+++ Records supplied +++
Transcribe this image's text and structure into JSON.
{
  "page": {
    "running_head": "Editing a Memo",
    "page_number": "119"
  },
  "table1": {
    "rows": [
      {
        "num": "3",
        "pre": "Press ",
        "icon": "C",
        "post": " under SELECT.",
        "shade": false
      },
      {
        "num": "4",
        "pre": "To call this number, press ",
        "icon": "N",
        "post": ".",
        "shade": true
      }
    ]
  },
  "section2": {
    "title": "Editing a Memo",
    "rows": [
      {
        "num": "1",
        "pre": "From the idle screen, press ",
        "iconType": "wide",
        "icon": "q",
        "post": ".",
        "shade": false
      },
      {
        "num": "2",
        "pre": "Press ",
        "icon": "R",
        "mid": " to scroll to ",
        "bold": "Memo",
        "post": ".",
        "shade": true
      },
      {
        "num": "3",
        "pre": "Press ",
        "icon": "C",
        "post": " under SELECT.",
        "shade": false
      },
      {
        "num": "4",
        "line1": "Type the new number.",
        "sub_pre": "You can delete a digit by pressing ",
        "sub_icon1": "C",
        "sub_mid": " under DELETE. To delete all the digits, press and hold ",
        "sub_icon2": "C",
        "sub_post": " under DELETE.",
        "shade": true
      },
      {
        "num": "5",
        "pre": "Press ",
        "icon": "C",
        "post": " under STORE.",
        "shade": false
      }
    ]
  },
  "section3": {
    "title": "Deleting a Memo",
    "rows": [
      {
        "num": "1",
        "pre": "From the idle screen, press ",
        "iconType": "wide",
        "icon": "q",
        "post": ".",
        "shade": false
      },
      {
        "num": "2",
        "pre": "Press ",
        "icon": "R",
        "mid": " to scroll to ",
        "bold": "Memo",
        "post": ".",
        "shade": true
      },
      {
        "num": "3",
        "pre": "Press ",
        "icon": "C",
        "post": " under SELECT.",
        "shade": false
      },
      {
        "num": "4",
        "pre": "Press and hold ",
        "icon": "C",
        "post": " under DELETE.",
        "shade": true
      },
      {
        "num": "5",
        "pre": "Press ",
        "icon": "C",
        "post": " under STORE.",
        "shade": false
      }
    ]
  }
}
+++
Set task:
Retype every record above exactly as written.

Exercise output:
Transcribe this image's text and structure into JSON.
{
  "page": {
    "running_head": "Editing a Memo",
    "page_number": "119"
  },
  "table1": {
    "rows": [
      {
        "num": "3",
        "pre": "Press ",
        "icon": "C",
        "post": " under SELECT.",
        "shade": false
      },
      {
        "num": "4",
        "pre": "To call this number, press ",
        "icon": "N",
        "post": ".",
        "shade": true
      }
    ]
  },
  "section2": {
    "title": "Editing a Memo",
    "rows": [
      {
        "num": "1",
        "pre": "From the idle screen, press ",
        "iconType": "wide",
        "icon": "q",
        "post": ".",
        "shade": false
      },
      {
        "num": "2",
        "pre": "Press ",
        "icon": "R",
        "mid": " to scroll to ",
        "bold": "Memo",
        "post": ".",
        "shade": true
      },
      {
        "num": "3",
        "pre": "Press ",
        "icon": "C",
        "post": " under SELECT.",
        "shade": false
      },
      {
        "num": "4",
        "line1": "Type the new number.",
        "sub_pre": "You can delete a digit by pressing ",
        "sub_icon1": "C",
        "sub_mid": " under DELETE. To delete all the digits, press and hold ",
        "sub_icon2": "C",
        "sub_post": " under DELETE.",
        "shade": true
      },
      {
        "num": "5",
        "pre": "Press ",
        "icon": "C",
        "post": " under STORE.",
        "shade": false
      }
    ]
  },
  "section3": {
    "title": "Deleting a Memo",
    "rows": [
      {
        "num": "1",
        "pre": "From the idle screen, press ",
        "iconType": "wide",
        "icon": "q",
        "post": ".",
        "shade": false
      },
      {
        "num": "2",
        "pre": "Press ",
        "icon": "R",
        "mid": " to scroll to ",
        "bold": "Memo",
        "post": ".",
        "shade": true
      },
      {
        "num": "3",
        "pre": "Press ",
        "icon": "C",
        "post": " under SELECT.",
        "shade": false
      },
      {
        "num": "4",
        "pre": "Press and hold ",
        "icon": "C",
        "post": " under DELETE.",
        "shade": true
      },
      {
        "num": "5",
        "pre": "Press ",
        "icon": "C",
        "post": " under STORE.",
        "shade": false
      }
    ]
  }
}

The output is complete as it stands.